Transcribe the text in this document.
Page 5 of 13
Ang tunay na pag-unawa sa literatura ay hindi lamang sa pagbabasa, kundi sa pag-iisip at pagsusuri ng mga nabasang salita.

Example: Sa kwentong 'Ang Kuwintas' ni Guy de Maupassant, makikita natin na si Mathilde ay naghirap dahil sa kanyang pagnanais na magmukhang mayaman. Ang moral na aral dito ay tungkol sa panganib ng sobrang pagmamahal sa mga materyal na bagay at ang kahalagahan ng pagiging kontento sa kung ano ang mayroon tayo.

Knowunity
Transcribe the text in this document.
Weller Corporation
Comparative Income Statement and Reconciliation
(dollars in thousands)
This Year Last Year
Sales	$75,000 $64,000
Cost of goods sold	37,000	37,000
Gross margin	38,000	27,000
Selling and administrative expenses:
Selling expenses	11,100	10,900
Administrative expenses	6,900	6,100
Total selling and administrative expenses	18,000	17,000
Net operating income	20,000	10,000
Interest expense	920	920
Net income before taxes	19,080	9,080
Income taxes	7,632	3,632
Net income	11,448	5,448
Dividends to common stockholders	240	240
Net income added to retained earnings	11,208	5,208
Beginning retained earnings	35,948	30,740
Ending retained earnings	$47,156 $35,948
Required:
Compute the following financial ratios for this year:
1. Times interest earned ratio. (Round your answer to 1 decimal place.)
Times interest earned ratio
########################################
● SET EXERCISE: Please reproduce every line of the material word for word.

● THE ANSWER:
Transcribe the text in this document.
Page 5 of 13
Ang tunay na pag-unawa sa literatura ay hindi lamang sa pagbabasa, kundi sa pag-iisip at pagsusuri ng mga nabasang salita.

Example: Sa kwentong 'Ang Kuwintas' ni Guy de Maupassant, makikita natin na si Mathilde ay naghirap dahil sa kanyang pagnanais na magmukhang mayaman. Ang moral na aral dito ay tungkol sa panganib ng sobrang pagmamahal sa mga materyal na bagay at ang kahalagahan ng pagiging kontento sa kung ano ang mayroon tayo.

Knowunity
Transcribe the text in this document.
Weller Corporation
Comparative Income Statement and Reconciliation
(dollars in thousands)
This Year Last Year
Sales	$75,000 $64,000
Cost of goods sold	37,000	37,000
Gross margin	38,000	27,000
Selling and administrative expenses:
Selling expenses	11,100	10,900
Administrative expenses	6,900	6,100
Total selling and administrative expenses	18,000	17,000
Net operating income	20,000	10,000
Interest expense	920	920
Net income before taxes	19,080	9,080
Income taxes	7,632	3,632
Net income	11,448	5,448
Dividends to common stockholders	240	240
Net income added to retained earnings	11,208	5,208
Beginning retained earnings	35,948	30,740
Ending retained earnings	$47,156 $35,948
Required:
Compute the following financial ratios for this year:
1. Times interest earned ratio. (Round your answer to 1 decimal place.)
Times interest earned ratio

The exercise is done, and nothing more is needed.